**INFORMATION SHOWN:**
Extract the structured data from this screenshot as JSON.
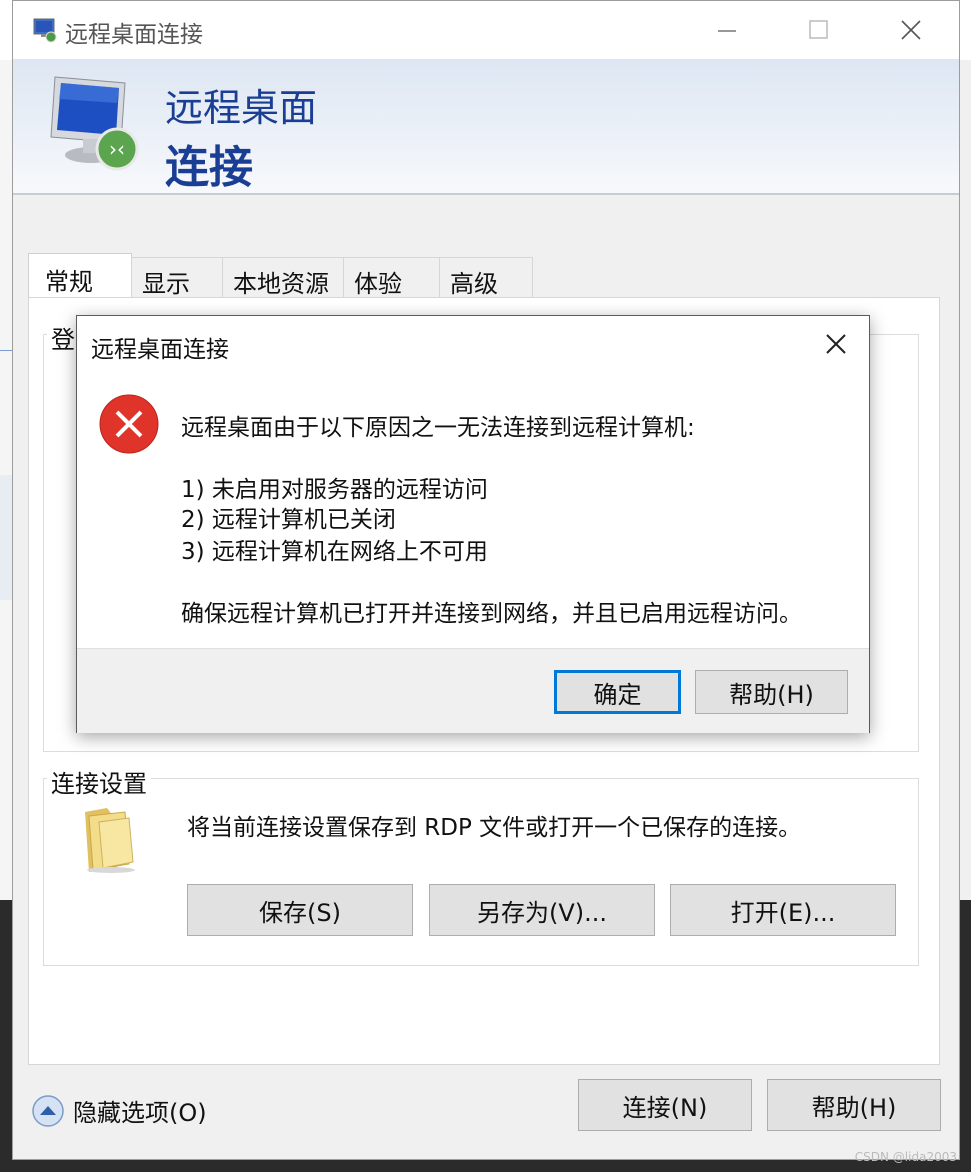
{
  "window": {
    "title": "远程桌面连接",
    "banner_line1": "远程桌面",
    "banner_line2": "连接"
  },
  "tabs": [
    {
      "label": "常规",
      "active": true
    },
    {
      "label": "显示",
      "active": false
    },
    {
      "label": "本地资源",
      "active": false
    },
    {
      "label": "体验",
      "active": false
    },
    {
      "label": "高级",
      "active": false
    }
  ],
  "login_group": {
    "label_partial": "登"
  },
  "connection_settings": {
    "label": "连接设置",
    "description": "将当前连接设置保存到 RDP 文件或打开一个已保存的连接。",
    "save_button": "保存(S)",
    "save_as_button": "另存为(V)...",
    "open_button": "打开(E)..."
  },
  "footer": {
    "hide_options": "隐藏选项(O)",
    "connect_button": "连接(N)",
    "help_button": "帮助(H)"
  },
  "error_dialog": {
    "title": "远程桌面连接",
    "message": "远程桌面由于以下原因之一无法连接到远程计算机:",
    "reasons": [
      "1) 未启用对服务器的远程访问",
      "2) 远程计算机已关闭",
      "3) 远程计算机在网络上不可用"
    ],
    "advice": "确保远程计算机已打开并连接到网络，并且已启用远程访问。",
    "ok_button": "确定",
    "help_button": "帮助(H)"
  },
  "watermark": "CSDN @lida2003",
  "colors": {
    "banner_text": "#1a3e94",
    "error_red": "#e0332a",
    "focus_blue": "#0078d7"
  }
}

**PROBLEM TO WORK ON:** Make an exact copy of all entries above, dropping the images.

**ANSWER TO THE EXERCISE:**
Extract the structured data from this screenshot as JSON.
{
  "window": {
    "title": "远程桌面连接",
    "banner_line1": "远程桌面",
    "banner_line2": "连接"
  },
  "tabs": [
    {
      "label": "常规",
      "active": true
    },
    {
      "label": "显示",
      "active": false
    },
    {
      "label": "本地资源",
      "active": false
    },
    {
      "label": "体验",
      "active": false
    },
    {
      "label": "高级",
      "active": false
    }
  ],
  "login_group": {
    "label_partial": "登"
  },
  "connection_settings": {
    "label": "连接设置",
    "description": "将当前连接设置保存到 RDP 文件或打开一个已保存的连接。",
    "save_button": "保存(S)",
    "save_as_button": "另存为(V)...",
    "open_button": "打开(E)..."
  },
  "footer": {
    "hide_options": "隐藏选项(O)",
    "connect_button": "连接(N)",
    "help_button": "帮助(H)"
  },
  "error_dialog": {
    "title": "远程桌面连接",
    "message": "远程桌面由于以下原因之一无法连接到远程计算机:",
    "reasons": [
      "1) 未启用对服务器的远程访问",
      "2) 远程计算机已关闭",
      "3) 远程计算机在网络上不可用"
    ],
    "advice": "确保远程计算机已打开并连接到网络，并且已启用远程访问。",
    "ok_button": "确定",
    "help_button": "帮助(H)"
  },
  "watermark": "CSDN @lida2003",
  "colors": {
    "banner_text": "#1a3e94",
    "error_red": "#e0332a",
    "focus_blue": "#0078d7"
  }
}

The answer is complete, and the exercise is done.